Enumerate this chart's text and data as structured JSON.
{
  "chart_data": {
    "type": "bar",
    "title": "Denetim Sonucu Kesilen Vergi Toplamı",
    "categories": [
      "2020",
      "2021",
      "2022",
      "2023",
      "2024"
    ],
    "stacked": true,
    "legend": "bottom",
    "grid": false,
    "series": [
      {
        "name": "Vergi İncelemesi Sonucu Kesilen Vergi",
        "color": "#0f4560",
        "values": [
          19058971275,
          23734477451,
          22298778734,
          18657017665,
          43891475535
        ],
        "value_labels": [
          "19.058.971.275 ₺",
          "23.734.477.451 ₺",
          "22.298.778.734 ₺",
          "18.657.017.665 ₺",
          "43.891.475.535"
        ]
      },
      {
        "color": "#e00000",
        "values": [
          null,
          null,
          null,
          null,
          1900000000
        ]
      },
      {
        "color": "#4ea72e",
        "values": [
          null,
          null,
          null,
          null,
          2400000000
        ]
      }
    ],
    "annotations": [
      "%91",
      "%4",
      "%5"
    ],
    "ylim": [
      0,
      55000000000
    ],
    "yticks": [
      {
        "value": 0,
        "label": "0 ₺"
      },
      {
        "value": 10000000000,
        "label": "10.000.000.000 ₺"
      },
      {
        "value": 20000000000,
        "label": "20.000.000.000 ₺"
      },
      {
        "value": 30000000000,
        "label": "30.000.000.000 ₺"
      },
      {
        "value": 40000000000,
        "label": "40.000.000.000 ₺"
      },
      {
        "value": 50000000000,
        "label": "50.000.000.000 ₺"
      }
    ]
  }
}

§ **Directions**
Write out every line of the records exactly.

§ **Result of the exercise**
Enumerate this chart's text and data as structured JSON.
{
  "chart_data": {
    "type": "bar",
    "title": "Denetim Sonucu Kesilen Vergi Toplamı",
    "categories": [
      "2020",
      "2021",
      "2022",
      "2023",
      "2024"
    ],
    "stacked": true,
    "legend": "bottom",
    "grid": false,
    "series": [
      {
        "name": "Vergi İncelemesi Sonucu Kesilen Vergi",
        "color": "#0f4560",
        "values": [
          19058971275,
          23734477451,
          22298778734,
          18657017665,
          43891475535
        ],
        "value_labels": [
          "19.058.971.275 ₺",
          "23.734.477.451 ₺",
          "22.298.778.734 ₺",
          "18.657.017.665 ₺",
          "43.891.475.535"
        ]
      },
      {
        "color": "#e00000",
        "values": [
          null,
          null,
          null,
          null,
          1900000000
        ]
      },
      {
        "color": "#4ea72e",
        "values": [
          null,
          null,
          null,
          null,
          2400000000
        ]
      }
    ],
    "annotations": [
      "%91",
      "%4",
      "%5"
    ],
    "ylim": [
      0,
      55000000000
    ],
    "yticks": [
      {
        "value": 0,
        "label": "0 ₺"
      },
      {
        "value": 10000000000,
        "label": "10.000.000.000 ₺"
      },
      {
        "value": 20000000000,
        "label": "20.000.000.000 ₺"
      },
      {
        "value": 30000000000,
        "label": "30.000.000.000 ₺"
      },
      {
        "value": 40000000000,
        "label": "40.000.000.000 ₺"
      },
      {
        "value": 50000000000,
        "label": "50.000.000.000 ₺"
      }
    ]
  }
}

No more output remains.